> _Data for this task_
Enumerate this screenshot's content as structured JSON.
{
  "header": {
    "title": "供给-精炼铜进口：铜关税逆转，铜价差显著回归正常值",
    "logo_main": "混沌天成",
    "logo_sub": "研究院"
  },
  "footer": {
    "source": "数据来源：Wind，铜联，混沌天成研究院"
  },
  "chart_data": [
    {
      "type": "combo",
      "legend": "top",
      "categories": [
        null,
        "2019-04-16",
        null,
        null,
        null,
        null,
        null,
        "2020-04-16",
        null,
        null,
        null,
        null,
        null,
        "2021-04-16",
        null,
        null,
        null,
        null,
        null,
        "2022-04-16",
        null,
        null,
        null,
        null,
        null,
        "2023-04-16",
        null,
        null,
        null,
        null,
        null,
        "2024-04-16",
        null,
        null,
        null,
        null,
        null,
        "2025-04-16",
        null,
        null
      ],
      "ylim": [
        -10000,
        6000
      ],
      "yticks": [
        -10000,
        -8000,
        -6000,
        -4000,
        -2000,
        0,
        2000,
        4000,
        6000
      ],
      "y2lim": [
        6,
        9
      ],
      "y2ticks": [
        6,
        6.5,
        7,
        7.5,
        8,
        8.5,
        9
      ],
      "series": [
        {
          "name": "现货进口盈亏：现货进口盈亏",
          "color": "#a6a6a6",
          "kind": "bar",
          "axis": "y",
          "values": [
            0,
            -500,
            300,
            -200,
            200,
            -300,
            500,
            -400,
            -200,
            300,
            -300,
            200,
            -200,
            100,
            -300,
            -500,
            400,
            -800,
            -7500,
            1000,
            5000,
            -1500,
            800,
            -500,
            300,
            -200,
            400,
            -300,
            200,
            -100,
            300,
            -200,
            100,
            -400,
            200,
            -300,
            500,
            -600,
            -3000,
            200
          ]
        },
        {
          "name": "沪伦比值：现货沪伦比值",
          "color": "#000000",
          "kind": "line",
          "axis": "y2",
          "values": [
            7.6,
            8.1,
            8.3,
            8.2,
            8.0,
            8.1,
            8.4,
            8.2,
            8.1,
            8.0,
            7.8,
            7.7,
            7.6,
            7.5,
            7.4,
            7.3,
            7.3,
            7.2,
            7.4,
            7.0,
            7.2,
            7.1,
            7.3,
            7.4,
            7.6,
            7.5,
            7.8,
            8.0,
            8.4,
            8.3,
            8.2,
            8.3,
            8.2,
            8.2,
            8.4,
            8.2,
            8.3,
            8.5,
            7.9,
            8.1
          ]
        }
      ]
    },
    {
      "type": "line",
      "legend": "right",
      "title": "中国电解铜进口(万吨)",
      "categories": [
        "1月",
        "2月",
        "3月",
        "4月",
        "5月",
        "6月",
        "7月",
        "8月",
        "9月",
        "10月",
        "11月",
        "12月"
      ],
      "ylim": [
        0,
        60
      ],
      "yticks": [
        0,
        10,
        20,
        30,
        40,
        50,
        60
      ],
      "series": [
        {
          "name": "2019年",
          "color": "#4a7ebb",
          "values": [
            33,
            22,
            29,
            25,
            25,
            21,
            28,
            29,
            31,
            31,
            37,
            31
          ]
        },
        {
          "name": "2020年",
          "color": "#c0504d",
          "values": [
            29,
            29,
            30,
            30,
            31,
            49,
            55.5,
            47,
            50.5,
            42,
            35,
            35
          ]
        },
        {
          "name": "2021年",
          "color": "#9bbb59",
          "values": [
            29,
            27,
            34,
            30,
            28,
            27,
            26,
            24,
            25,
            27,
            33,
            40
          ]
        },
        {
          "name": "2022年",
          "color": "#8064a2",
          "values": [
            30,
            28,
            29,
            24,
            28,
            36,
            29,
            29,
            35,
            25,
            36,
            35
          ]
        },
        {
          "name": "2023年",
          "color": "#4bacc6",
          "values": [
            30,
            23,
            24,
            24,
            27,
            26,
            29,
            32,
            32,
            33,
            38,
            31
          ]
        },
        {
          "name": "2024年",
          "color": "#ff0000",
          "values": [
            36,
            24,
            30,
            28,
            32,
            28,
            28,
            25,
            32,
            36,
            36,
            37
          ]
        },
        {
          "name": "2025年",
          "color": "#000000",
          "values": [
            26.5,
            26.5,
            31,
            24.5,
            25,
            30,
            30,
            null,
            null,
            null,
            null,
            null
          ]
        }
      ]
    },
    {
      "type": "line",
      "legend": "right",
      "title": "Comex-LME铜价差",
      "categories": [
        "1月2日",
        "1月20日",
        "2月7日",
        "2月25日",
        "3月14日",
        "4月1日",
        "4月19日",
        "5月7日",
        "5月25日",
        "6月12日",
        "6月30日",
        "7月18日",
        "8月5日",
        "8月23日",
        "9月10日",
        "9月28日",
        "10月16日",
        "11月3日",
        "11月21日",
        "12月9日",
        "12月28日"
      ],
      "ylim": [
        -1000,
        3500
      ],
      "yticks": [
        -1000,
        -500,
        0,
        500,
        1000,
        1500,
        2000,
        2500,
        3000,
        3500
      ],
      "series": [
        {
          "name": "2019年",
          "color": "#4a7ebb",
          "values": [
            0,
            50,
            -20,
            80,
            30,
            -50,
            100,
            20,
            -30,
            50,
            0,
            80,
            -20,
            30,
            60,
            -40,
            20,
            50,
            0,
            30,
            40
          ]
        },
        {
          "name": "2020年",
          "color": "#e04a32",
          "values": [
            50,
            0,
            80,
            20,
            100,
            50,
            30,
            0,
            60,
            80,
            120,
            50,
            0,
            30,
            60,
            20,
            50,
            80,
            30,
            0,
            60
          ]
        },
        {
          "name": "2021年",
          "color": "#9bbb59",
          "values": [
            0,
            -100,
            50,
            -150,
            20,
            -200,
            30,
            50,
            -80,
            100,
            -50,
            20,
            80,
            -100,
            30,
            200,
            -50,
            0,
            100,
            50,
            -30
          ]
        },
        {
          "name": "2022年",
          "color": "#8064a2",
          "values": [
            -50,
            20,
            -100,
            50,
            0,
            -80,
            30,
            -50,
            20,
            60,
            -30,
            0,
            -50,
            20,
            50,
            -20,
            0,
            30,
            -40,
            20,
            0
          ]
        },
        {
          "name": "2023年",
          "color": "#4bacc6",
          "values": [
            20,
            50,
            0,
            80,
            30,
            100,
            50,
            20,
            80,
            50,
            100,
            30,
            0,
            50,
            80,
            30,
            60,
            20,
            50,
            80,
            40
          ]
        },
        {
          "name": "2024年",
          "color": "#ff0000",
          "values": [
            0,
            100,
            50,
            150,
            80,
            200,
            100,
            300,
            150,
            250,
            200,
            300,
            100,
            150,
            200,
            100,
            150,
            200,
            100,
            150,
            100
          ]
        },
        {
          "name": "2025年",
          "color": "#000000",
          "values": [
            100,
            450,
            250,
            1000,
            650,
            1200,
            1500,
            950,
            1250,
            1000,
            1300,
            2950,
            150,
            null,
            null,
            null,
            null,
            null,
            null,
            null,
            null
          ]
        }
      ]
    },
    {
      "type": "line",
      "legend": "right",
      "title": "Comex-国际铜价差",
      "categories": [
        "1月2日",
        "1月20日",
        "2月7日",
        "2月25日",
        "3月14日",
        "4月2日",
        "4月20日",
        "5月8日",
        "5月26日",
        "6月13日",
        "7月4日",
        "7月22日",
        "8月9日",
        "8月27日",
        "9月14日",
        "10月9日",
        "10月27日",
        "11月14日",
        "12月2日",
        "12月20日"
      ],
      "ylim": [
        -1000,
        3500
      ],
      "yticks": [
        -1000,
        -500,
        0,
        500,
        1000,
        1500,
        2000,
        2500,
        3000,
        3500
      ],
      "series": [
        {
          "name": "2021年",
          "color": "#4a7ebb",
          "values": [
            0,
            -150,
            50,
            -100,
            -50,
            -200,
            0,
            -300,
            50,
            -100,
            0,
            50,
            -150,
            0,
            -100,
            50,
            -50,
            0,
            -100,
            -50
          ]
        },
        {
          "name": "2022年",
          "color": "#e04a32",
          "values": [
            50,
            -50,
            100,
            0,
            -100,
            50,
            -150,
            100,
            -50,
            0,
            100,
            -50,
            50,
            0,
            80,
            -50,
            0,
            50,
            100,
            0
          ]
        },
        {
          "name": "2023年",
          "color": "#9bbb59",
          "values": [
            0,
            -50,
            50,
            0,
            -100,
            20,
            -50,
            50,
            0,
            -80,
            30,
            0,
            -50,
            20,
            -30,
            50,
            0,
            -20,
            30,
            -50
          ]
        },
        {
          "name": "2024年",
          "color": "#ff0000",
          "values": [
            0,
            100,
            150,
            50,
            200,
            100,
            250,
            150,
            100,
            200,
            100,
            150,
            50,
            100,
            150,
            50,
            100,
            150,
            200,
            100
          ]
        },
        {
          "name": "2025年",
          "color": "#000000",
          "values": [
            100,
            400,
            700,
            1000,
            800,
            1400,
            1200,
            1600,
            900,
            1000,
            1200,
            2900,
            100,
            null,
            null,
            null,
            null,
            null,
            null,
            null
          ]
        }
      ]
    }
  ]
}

> _Description of the task_
In the data above, count the lines where the word "Comex" appears; reply with the number only.

> _Exercise response_
2